> Dataset items:
--------

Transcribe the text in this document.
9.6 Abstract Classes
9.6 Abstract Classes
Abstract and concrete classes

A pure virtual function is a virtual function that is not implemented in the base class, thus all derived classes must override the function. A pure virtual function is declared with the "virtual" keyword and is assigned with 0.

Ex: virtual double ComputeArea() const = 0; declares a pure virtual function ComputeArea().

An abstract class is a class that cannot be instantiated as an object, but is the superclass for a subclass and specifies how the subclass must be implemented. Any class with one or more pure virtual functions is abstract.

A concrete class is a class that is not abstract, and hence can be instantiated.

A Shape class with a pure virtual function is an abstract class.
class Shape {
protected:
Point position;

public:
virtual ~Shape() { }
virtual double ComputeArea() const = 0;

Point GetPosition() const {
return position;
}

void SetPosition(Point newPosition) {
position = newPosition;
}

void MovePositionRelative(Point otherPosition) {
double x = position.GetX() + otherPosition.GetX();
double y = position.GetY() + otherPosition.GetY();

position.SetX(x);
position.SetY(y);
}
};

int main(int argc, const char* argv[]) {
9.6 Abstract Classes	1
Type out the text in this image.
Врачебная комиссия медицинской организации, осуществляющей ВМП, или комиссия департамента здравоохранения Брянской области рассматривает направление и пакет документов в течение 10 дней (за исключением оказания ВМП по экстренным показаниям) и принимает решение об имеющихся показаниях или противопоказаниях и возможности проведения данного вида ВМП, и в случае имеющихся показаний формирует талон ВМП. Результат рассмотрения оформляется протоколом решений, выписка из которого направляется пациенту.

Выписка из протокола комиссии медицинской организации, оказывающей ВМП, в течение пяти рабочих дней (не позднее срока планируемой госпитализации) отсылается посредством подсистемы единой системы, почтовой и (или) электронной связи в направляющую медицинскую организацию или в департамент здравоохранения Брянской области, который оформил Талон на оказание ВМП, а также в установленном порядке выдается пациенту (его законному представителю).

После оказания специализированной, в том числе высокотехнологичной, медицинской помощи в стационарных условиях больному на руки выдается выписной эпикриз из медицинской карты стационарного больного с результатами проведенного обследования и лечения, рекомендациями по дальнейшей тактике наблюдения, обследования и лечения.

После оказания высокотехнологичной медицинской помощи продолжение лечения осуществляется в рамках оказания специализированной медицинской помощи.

--------

> EXERCISE DIRECTIONS: Tally the lines of the listing in which the word "pure" occurs, and state the total alone.

> OUTPUT BELOW: 4